Data entries

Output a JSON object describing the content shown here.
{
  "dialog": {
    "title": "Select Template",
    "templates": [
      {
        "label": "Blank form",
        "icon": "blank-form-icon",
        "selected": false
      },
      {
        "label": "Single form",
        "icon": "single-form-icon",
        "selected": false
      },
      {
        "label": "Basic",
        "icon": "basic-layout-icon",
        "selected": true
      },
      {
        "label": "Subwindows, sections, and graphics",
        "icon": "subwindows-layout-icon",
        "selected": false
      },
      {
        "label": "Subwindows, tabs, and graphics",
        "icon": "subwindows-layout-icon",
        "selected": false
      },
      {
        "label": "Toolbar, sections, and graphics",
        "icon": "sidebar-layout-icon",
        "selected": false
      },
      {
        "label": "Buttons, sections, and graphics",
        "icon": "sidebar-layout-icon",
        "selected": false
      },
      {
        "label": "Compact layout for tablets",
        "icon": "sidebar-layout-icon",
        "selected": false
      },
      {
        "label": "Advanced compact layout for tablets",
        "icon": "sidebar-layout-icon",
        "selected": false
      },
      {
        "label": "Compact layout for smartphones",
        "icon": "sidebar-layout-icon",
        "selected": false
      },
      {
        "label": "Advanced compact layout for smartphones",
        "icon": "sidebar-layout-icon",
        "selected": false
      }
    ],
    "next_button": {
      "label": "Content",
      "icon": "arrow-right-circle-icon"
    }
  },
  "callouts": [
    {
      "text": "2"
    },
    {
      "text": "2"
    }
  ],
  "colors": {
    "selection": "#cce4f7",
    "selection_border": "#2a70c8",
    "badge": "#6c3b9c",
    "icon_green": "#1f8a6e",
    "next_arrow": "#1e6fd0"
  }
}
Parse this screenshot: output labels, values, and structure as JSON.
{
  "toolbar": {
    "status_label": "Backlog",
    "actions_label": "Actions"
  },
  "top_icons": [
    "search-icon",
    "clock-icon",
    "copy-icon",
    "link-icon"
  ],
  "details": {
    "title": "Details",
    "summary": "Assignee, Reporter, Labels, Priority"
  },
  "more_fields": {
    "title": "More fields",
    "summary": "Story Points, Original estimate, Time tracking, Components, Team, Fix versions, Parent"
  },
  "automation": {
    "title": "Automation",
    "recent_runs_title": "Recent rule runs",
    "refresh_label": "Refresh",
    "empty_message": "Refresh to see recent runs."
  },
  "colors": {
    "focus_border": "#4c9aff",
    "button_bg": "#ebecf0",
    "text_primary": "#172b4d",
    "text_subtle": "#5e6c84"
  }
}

◆ **PROMPT**
Extract every line containing the string "sections" from the material.

◆ **SOLVED PROBLEM**
        "label": "Subwindows, sections, and graphics",
        "label": "Toolbar, sections, and graphics",
        "label": "Buttons, sections, and graphics",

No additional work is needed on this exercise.